SET TASK: Lines containing the word "text" are the ones to copy from the records below.
** BEGIN **
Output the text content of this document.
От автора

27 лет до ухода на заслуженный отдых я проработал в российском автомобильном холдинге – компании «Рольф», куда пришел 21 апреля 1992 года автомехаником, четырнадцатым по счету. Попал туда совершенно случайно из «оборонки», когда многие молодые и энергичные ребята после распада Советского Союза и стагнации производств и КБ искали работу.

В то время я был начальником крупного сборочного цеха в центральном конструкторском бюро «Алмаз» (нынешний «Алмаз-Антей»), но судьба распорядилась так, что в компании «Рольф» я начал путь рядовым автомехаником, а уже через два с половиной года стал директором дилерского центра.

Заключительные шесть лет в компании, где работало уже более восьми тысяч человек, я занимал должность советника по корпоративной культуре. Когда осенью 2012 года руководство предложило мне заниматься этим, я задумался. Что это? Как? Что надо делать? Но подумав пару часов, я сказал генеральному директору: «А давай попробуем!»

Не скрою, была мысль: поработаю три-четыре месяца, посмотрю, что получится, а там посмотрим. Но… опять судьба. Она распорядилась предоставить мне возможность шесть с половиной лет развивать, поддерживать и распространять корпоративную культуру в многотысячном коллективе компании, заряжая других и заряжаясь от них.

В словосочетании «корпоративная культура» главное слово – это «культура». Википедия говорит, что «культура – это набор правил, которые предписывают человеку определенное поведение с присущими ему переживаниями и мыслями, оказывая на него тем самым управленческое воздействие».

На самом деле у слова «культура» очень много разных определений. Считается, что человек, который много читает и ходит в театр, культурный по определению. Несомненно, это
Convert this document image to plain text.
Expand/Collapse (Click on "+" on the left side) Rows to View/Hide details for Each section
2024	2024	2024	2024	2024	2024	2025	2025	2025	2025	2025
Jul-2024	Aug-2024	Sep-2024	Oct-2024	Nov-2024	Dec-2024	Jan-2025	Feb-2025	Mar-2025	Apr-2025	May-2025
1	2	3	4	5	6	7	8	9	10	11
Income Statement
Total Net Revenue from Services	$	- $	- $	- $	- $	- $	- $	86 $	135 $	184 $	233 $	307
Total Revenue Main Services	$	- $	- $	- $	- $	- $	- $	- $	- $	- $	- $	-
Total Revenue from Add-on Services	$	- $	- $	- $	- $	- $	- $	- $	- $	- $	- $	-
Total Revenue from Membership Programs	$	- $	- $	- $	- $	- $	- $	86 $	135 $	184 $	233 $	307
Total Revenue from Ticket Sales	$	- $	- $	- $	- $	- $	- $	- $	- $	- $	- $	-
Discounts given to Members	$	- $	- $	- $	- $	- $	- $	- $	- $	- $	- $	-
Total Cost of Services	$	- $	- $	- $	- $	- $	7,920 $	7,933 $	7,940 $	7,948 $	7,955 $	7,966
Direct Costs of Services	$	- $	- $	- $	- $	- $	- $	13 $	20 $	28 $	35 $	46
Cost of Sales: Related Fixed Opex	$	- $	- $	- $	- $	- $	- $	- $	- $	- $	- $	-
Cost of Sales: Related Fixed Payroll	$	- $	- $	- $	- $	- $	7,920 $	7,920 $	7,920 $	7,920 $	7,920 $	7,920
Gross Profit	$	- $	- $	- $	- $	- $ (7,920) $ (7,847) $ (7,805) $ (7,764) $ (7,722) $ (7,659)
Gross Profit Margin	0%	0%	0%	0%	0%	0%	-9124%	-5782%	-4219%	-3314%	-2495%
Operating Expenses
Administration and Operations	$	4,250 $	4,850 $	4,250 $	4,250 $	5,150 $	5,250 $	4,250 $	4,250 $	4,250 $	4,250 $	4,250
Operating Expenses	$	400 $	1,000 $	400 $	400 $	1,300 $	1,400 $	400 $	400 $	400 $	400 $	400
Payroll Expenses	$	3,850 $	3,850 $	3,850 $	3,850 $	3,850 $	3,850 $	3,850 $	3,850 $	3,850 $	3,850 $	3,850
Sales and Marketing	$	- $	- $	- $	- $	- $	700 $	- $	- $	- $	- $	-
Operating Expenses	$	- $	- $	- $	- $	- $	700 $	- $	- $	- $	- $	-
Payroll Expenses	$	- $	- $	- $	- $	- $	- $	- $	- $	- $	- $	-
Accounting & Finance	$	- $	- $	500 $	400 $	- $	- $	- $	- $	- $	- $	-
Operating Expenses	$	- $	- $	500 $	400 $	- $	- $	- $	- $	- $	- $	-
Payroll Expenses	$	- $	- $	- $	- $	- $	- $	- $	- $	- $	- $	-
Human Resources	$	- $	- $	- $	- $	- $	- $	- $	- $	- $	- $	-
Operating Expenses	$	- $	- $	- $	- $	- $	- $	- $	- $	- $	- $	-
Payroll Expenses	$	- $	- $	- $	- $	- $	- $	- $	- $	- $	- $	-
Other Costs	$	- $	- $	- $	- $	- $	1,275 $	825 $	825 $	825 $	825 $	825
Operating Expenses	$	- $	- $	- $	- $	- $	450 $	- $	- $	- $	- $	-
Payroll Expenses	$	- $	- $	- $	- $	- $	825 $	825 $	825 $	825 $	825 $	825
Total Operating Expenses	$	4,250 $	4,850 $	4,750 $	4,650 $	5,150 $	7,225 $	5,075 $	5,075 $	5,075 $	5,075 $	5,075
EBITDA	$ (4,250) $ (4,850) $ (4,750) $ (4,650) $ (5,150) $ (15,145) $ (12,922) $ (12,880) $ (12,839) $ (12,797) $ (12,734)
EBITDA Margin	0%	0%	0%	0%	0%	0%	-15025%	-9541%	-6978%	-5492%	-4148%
** END **
RESPONSE:
Output the text content of this document.
Convert this document image to plain text.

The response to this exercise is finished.